> _AIM_: From the entries that follow, list every line in which the string "name" appears.

.....

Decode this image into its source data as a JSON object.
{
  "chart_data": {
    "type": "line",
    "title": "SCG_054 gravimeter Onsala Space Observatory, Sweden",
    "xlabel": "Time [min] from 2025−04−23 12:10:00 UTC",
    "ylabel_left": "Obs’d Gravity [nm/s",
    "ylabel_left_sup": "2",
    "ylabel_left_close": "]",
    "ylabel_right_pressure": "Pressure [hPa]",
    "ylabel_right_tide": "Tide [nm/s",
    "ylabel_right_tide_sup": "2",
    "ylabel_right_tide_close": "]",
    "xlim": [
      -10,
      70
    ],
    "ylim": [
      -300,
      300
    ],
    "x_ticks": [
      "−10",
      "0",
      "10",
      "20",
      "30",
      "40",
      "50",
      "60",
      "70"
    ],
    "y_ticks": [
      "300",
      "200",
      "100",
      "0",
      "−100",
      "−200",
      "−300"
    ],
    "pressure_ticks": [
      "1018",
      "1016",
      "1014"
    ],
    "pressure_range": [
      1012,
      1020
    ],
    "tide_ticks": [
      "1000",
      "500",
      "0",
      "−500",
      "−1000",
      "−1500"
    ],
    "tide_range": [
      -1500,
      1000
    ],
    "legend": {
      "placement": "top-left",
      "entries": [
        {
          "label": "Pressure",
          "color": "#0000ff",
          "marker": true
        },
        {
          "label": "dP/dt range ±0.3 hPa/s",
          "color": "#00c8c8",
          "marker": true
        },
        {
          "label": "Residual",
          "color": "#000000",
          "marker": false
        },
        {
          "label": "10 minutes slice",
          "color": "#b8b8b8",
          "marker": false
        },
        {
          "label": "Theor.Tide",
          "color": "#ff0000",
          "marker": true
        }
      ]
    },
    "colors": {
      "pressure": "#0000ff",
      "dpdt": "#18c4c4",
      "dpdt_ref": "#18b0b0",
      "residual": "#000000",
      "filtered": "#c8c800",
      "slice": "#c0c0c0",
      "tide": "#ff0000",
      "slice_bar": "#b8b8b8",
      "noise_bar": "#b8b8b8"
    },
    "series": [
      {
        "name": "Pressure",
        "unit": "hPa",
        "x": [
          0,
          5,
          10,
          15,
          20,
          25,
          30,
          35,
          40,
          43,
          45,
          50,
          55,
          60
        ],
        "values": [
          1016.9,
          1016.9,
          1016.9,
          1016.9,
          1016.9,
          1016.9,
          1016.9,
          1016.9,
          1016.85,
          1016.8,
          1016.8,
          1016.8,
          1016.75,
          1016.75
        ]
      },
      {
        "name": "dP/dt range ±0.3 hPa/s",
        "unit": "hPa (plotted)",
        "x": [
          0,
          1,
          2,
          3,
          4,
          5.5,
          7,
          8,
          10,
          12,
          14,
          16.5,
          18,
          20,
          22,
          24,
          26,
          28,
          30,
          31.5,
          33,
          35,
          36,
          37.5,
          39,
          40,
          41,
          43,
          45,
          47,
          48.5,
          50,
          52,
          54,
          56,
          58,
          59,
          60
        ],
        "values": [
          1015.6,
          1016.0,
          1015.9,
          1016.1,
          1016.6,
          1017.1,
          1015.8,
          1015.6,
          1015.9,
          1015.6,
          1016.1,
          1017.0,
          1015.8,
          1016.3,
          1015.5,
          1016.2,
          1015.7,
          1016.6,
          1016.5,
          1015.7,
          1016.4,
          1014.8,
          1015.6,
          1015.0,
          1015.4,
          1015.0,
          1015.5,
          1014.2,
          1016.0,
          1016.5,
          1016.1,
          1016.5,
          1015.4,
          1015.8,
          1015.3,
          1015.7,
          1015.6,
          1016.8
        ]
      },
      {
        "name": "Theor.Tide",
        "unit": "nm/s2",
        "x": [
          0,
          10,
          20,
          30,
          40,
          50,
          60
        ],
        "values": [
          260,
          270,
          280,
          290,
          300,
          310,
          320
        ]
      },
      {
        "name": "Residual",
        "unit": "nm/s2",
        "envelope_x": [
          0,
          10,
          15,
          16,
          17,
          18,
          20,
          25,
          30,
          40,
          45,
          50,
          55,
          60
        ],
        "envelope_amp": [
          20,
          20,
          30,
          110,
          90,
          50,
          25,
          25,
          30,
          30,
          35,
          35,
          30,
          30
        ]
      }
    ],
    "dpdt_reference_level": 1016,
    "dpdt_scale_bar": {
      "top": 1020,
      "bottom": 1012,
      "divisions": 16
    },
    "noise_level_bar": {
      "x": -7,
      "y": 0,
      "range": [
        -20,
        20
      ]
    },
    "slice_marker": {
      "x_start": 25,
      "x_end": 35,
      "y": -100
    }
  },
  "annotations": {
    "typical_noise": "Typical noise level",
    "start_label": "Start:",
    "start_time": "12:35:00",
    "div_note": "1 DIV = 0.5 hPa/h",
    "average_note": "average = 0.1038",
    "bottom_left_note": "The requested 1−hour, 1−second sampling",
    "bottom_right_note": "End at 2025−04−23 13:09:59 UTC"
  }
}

.....

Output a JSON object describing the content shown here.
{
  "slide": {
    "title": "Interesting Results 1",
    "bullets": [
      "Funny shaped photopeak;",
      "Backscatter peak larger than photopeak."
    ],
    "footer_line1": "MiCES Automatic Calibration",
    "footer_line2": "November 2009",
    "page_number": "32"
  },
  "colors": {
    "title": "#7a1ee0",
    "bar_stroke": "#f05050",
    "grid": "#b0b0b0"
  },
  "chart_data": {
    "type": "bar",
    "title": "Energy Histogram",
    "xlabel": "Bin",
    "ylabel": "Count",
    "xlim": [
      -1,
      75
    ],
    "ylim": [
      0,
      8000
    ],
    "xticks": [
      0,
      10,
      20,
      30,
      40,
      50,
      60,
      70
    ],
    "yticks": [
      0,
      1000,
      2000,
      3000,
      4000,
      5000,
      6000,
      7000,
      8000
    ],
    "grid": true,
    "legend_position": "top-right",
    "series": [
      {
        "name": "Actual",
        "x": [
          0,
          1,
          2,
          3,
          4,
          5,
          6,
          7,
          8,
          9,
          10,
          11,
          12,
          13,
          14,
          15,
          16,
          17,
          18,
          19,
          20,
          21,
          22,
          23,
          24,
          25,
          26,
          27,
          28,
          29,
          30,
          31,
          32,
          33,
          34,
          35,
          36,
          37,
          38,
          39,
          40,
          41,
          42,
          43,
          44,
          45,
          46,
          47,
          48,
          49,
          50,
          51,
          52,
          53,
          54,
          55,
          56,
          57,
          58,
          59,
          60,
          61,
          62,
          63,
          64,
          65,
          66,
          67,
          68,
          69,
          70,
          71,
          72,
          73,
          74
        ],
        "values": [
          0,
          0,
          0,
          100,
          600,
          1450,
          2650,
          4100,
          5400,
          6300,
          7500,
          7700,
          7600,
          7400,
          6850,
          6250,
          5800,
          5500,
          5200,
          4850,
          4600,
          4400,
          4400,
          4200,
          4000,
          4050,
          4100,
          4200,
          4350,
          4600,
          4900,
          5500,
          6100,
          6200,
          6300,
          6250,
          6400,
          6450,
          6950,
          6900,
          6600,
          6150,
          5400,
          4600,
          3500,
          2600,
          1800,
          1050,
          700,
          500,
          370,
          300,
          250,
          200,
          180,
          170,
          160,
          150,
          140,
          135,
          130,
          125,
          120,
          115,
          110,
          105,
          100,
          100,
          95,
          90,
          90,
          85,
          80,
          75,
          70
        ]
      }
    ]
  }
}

.....

> _OUTPUT OF THE TASK_:
        "name": "Pressure",
        "name": "dP/dt range ±0.3 hPa/s",
        "name": "Theor.Tide",
        "name": "Residual",
        "name": "Actual",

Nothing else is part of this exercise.